▶ _BRIEF_: Reproduce, character for character, the part of the listing that opens with the line containing "section-v4-heading: V.4. В" and closes with the line containing "paragraph-north: На значительной", including both of those lines.

··· STORED ROWS

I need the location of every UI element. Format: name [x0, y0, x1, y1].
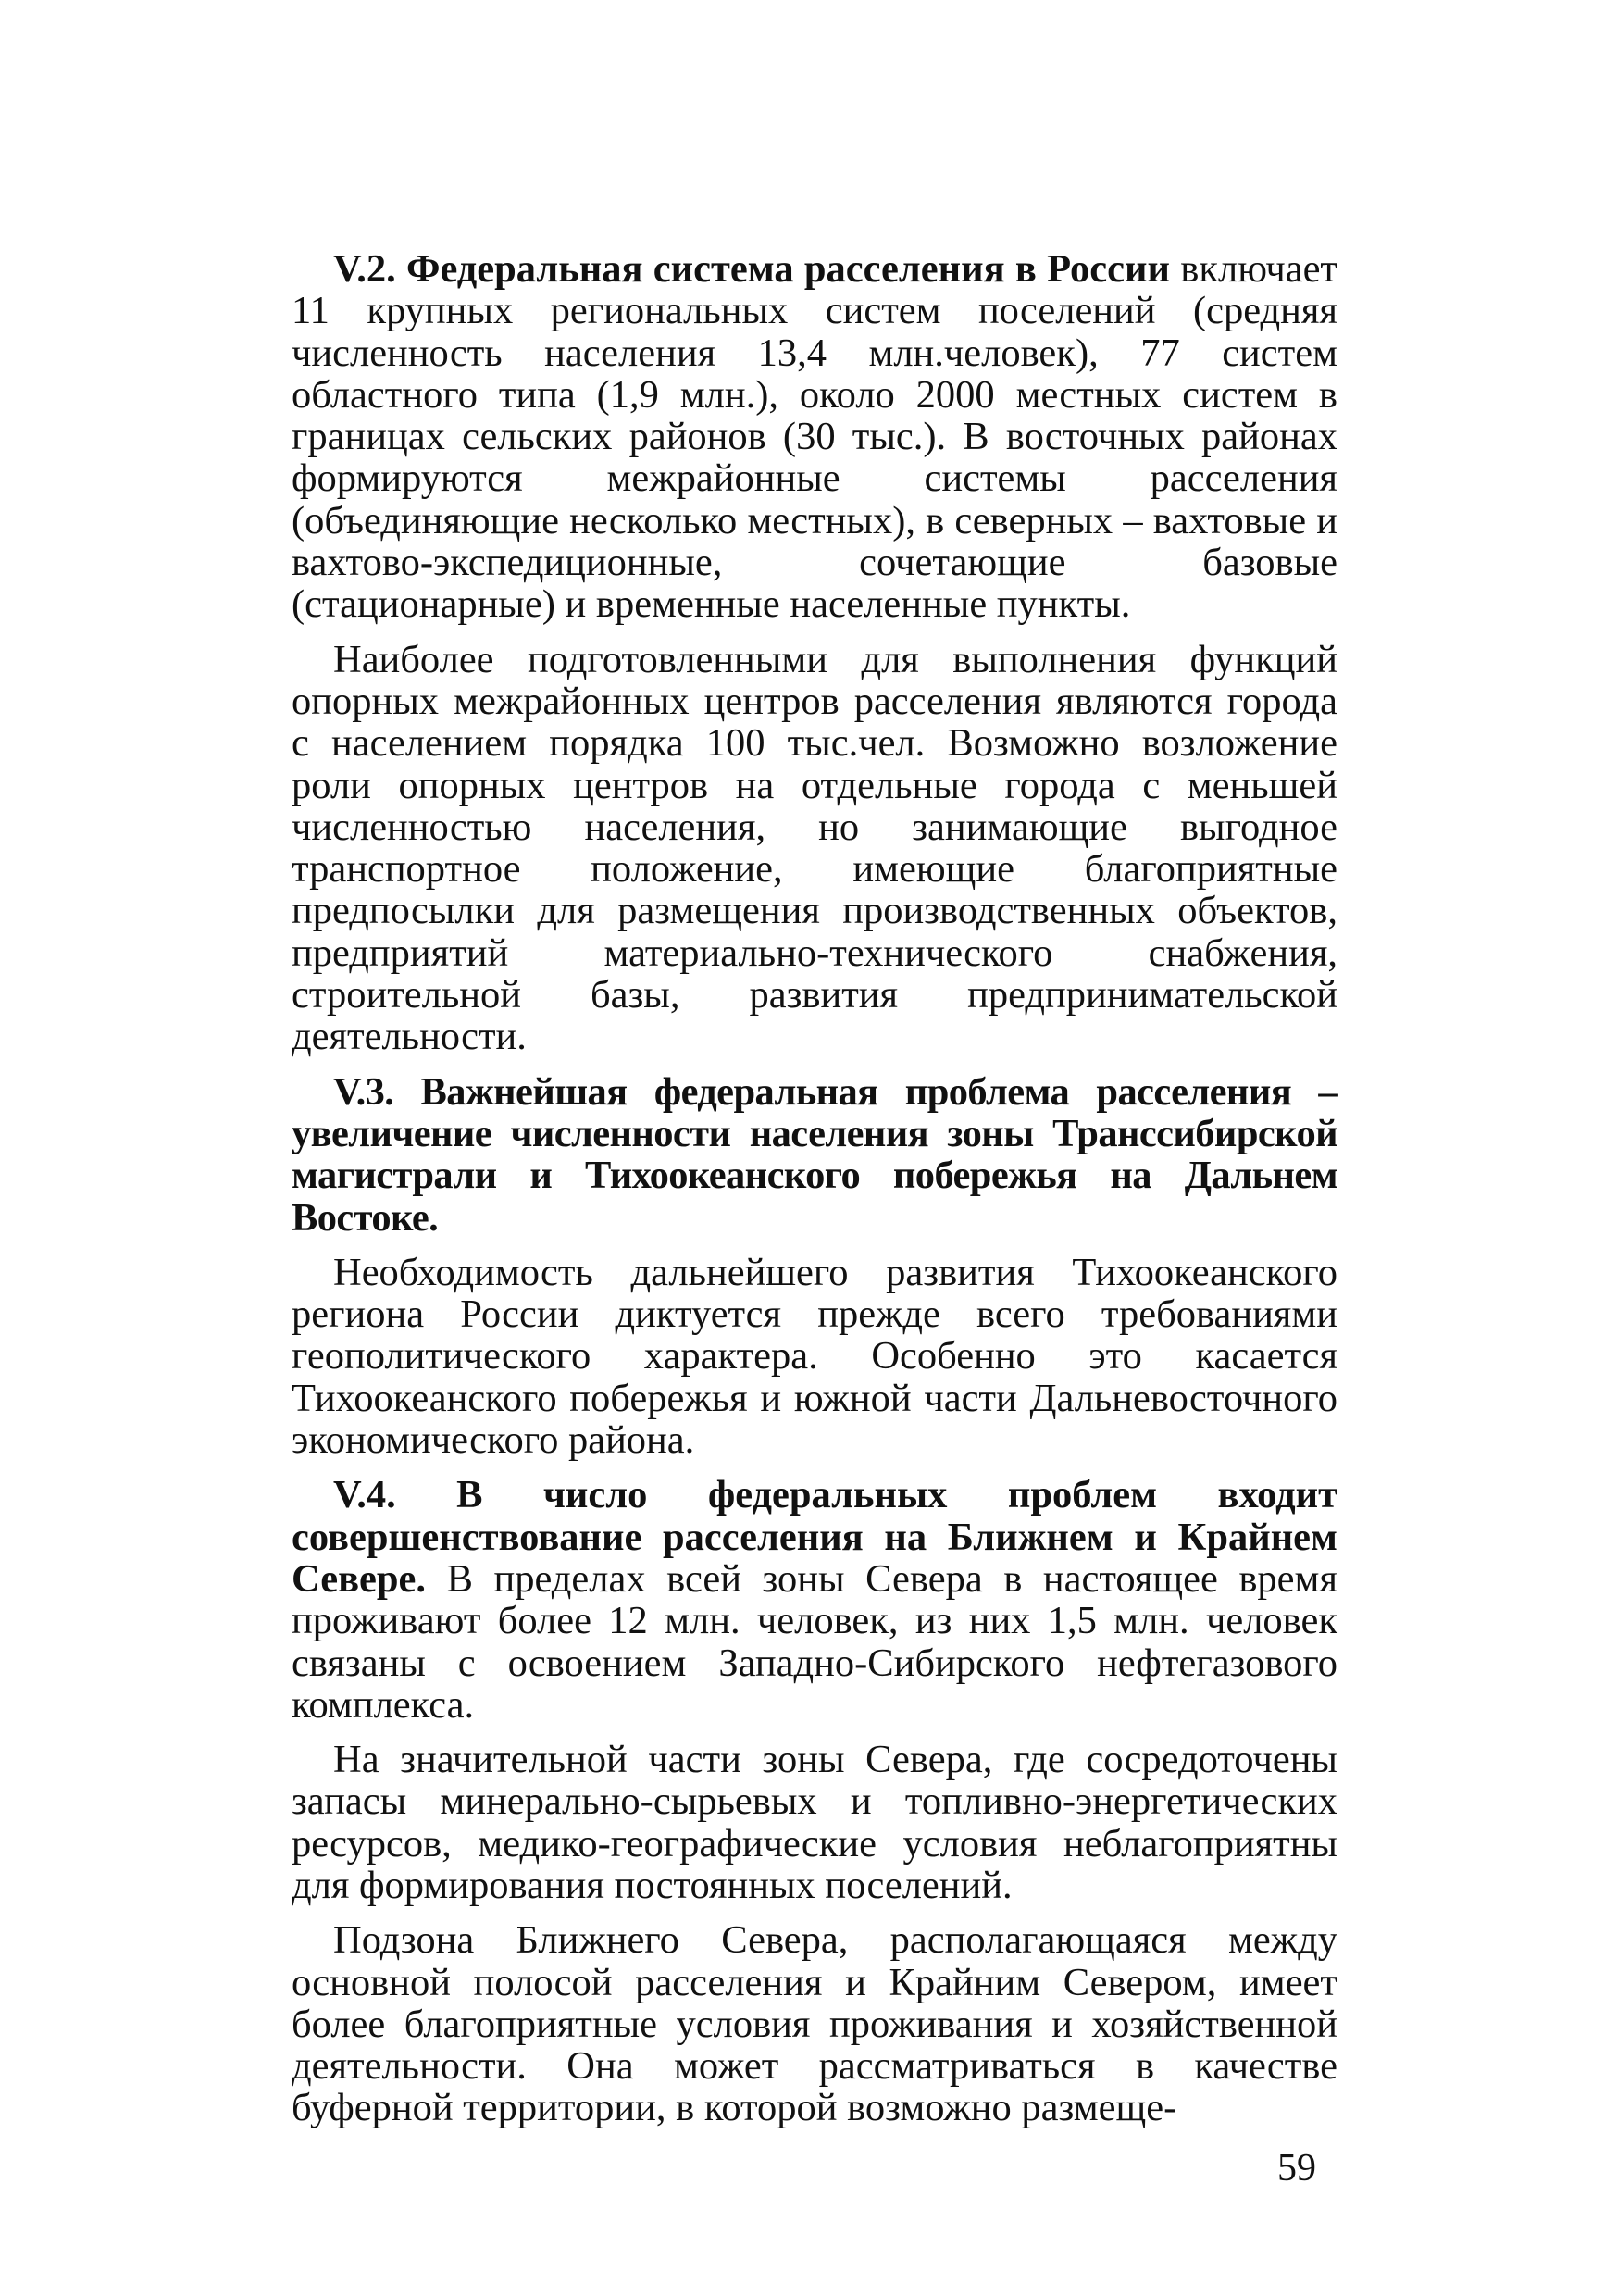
section-v4-heading: V.4. В число федеральных проблем входит совершенствование расселения на Ближнем и Крайнем Севере.: [292, 1473, 1337, 1601]
page-text: [292, 248, 1337, 2142]
page-number: 59: [1277, 2147, 1316, 2190]
section-v4-paragraph: [292, 1474, 1337, 1726]
section-v4-text: В пределах всей зоны Севера в настоящее время проживают более 12 млн. человек, из них 1,5 млн. человек связаны с освоением Западно-Сибирского нефтегазового комплекса.: [292, 1556, 1337, 1727]
paragraph-north: На значительной части зоны Севера, где сосредоточены запасы минерально-сырьевых и топливно-энергетических ресурсов, медико-географические условия неблагоприятны для формирования постоянных поселений.: [292, 1738, 1337, 1907]
section-v3-heading: V.3. Важнейшая федеральная проблема расселения – увеличение численности населения зоны Транссибирской магистрали и Тихоокеанского побережья на Дальнем Востоке.: [292, 1069, 1337, 1240]
section-v2-text: включает 11 крупных региональных систем поселений (средняя численность населения 13,4 млн.человек), 77 систем областного типа (1,9 млн.), около 2000 местных систем в границах сельских районов (30 тыс.). В восточных районах формируются межрайонные системы расселения (объединяющие несколько местных), в северных – вахтовые и вахтово-экспедиционные, сочетающие базовые (стационарные) и временные населенные пункты.: [292, 247, 1338, 627]
paragraph-subzone: Подзона Ближнего Севера, располагающаяся между основной полосой расселения и Крайним Севером, имеет более благоприятные условия проживания и хозяйственной деятельности. Она может рассматриваться в качестве буферной территории, в которой возможно размеще-: [292, 1918, 1337, 2130]
section-v2-paragraph: [292, 248, 1337, 626]
paragraph-pacific: Необходимость дальнейшего развития Тихоокеанского региона России диктуется прежде всего требованиями геополитического характера. Особенно это касается Тихоокеанского побережья и южной части Дальневосточного экономического района.: [292, 1250, 1337, 1463]
section-v2-heading: V.2. Федеральная система расселения в России: [333, 247, 1170, 291]
paragraph-centers: Наиболее подготовленными для выполнения функций опорных межрайонных центров расселения являются города с населением порядка 100 тыс.чел. Возможно возложение роли опорных центров на отдельные города с меньшей численностью населения, но занимающие выгодное транспортное положение, имеющие благоприятные предпосылки для размещения производственных объектов, предприятий материально-технического снабжения, строительной базы, развития предпринимательской деятельности.: [292, 637, 1337, 1059]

······

▶ _THE ANSWER_:
section-v4-heading: V.4. В число федеральных проблем входит совершенствование расселения на Ближнем и Крайнем Севере.: [292, 1473, 1337, 1601]
page-text: [292, 248, 1337, 2142]
page-number: 59: [1277, 2147, 1316, 2190]
section-v4-paragraph: [292, 1474, 1337, 1726]
section-v4-text: В пределах всей зоны Севера в настоящее время проживают более 12 млн. человек, из них 1,5 млн. человек связаны с освоением Западно-Сибирского нефтегазового комплекса.: [292, 1556, 1337, 1727]
paragraph-north: На значительной части зоны Севера, где сосредоточены запасы минерально-сырьевых и топливно-энергетических ресурсов, медико-географические условия неблагоприятны для формирования постоянных поселений.: [292, 1738, 1337, 1907]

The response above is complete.